# Where is your head during competition?



## Battletoad (Mar 20, 2018)

How many of you have seen guys and gals get so fukkin jacked up before a 2nd or 3rd attempt (I've seen some huffing tork and slapping themselves before openers) that they mentally "blow their load" so to speak? How many of you try "lifting angry" vs. lifting with internalized aggression? Competition certainly adds a tangible amount of stress anyway, but how many of you find yourselves almost emotionally disconnected during meet day?

My last two meets were like that; just completely disconnected, nothing else and no one else mattered. It's like I just kind of check-out for the day. No screaming, theatrical psyching myself up or anything. Right before I lift though, everything turns on, and I feel like goddamn King Kong.

This is a topic that has always interested me, because there is an obvious point of diminished returns with mental stimuli. How much is too much, and even if it seems to work for you, are you still robbing yourself of neural efficiency? I think it could make for interesting discusssion.


----------



## ECKSRATED (Mar 20, 2018)

Honestly for me meet day is just another day in the gym for me. Im focused on my next lift and picturing it in my head. I'm a very calm lifter. Can't stand guys that slap the shit out of eachother or themselves. I trained my ass off for this day so I stay in control of my feelings and put it all into the bar.


----------



## DieYoungStrong (Mar 20, 2018)

Depends on the lifter. My wife likes me to slap the shit out of her before her attempts, so I jump at the opportunity...


----------



## Jin (Mar 20, 2018)

I employ small Asian men to slap me before PR attempts. And that's just in the gym.


----------



## ken Sass (Mar 21, 2018)

i would say i am more of a calm lifter. no ammonia, just focused, i do like the music cranked


----------



## PillarofBalance (Mar 21, 2018)

I liked ammonia or a slap just to knock the anxiety out of me so I can focus on my own cues and movement. I would play enya on my headphones and chill between attempts. Not a noisy guy.


----------



## Bro Bundy (Mar 21, 2018)

ive had many competitions in my life none have to do with lifting..but comps are comps..Im ready to kill yet i stay calm..Im thinking about everything that i ever hated or wanted but couldnt get..Im thinking about ex girlfriends that played me out..Im thinking about kids that fukked with me when i was a kid..Im looking to destroy and cripple..I play to win


----------



## Jin (Mar 21, 2018)

Bundy needs a hug.


----------



## DocDePanda187123 (Mar 21, 2018)

I’m a calm lifter at a meet but then again, I utilize a lot of THC before a meet....


----------



## Battletoad (Mar 21, 2018)

PillarofBalance said:


> I liked ammonia or a slap just to knock the anxiety out of me so I can focus on my own cues and movement. I would play enya on my headphones and chill between attempts. Not a noisy guy.

— INSTRUCTIONS FOR THE TASK —
Reproduce verbatim the passage of the competition-mindset thread starting at "## Bro Bundy" and ending at "needs a hug.". The data after this point comes from a separate source and is not part of the thread.

— RECORD EXCERPTS —

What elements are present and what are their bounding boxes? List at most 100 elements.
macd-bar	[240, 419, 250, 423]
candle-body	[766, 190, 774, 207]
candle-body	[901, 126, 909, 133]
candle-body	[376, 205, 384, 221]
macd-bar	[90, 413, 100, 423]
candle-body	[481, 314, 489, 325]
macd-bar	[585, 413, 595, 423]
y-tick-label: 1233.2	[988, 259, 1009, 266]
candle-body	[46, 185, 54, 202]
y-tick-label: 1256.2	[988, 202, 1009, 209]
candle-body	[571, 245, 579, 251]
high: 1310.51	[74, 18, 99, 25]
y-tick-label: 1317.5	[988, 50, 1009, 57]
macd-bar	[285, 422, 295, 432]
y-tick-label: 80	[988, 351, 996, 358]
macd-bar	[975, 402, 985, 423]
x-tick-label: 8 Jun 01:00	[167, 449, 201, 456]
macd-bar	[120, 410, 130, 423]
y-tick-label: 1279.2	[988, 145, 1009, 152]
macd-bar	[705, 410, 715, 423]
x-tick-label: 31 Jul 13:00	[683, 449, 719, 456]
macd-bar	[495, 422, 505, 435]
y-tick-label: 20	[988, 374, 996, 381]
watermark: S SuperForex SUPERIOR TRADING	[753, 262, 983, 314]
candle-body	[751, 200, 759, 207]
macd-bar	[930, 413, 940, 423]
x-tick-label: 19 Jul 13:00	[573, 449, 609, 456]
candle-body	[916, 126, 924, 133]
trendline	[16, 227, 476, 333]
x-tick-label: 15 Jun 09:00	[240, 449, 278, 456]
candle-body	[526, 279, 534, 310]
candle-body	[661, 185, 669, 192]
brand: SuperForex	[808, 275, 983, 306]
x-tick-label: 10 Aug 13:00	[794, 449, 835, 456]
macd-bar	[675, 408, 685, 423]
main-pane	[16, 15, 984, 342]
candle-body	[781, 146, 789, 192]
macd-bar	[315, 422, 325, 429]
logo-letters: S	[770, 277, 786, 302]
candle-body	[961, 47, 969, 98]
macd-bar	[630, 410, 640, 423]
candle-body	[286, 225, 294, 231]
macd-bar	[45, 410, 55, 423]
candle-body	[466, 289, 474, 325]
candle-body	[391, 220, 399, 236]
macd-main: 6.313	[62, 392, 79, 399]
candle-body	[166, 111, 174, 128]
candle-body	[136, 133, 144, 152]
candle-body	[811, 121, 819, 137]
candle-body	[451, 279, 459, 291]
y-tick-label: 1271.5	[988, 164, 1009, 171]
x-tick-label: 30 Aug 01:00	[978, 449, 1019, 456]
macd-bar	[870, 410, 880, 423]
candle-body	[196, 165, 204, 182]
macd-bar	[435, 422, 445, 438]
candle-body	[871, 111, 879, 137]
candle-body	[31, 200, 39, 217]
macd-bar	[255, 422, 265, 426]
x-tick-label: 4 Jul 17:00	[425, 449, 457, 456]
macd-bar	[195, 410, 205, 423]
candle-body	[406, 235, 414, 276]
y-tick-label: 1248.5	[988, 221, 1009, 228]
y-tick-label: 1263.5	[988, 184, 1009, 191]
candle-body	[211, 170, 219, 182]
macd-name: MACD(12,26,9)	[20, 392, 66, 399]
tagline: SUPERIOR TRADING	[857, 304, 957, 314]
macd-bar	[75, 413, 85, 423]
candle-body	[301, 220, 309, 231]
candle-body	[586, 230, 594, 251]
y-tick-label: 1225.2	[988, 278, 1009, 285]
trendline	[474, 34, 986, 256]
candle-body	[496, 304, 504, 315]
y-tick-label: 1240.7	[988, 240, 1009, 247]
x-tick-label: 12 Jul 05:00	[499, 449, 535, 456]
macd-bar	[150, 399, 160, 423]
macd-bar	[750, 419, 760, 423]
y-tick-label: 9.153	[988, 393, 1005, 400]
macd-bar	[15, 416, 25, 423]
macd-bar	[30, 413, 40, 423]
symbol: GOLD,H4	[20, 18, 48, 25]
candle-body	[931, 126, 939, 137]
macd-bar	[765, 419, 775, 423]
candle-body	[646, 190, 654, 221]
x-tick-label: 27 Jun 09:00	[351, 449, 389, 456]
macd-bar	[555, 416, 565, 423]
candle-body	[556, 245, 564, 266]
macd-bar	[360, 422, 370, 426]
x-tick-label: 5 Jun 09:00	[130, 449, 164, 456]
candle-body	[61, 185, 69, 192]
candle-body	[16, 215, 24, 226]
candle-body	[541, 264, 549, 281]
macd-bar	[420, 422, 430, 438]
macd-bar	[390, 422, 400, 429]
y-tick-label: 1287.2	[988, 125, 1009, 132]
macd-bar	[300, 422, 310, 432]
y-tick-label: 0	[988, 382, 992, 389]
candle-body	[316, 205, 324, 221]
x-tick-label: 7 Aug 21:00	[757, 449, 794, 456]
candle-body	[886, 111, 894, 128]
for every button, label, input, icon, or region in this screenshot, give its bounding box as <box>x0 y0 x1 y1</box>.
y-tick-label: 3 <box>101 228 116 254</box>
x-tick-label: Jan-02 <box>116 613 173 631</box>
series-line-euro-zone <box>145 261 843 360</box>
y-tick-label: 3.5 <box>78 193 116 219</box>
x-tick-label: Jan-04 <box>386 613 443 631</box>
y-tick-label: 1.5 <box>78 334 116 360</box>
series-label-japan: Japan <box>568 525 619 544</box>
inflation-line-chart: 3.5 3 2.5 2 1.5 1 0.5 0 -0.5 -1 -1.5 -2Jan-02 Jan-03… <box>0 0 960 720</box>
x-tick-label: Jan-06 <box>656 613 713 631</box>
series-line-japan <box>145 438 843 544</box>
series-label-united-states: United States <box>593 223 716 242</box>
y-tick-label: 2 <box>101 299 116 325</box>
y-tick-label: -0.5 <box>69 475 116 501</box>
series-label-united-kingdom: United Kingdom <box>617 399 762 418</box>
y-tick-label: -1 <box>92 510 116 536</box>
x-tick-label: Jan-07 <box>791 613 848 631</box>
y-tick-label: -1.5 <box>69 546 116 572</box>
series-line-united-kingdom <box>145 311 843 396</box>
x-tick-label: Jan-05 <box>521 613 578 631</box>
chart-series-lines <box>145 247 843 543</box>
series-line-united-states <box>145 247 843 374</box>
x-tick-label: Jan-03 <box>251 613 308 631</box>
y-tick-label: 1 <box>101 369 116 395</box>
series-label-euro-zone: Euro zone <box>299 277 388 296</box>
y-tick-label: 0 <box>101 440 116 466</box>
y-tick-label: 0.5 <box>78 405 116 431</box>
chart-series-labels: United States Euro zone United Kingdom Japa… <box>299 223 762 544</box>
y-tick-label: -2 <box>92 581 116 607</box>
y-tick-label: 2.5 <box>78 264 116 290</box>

— FINISHED EXERCISE —
## Bro Bundy (Mar 21, 2018)

ive had many competitions in my life none have to do with lifting..but comps are comps..Im ready to kill yet i stay calm..Im thinking about everything that i ever hated or wanted but couldnt get..Im thinking about ex girlfriends that played me out..Im thinking about kids that fukked with me when i was a kid..Im looking to destroy and cripple..I play to win


----------



## Jin (Mar 21, 2018)

Bundy needs a hug.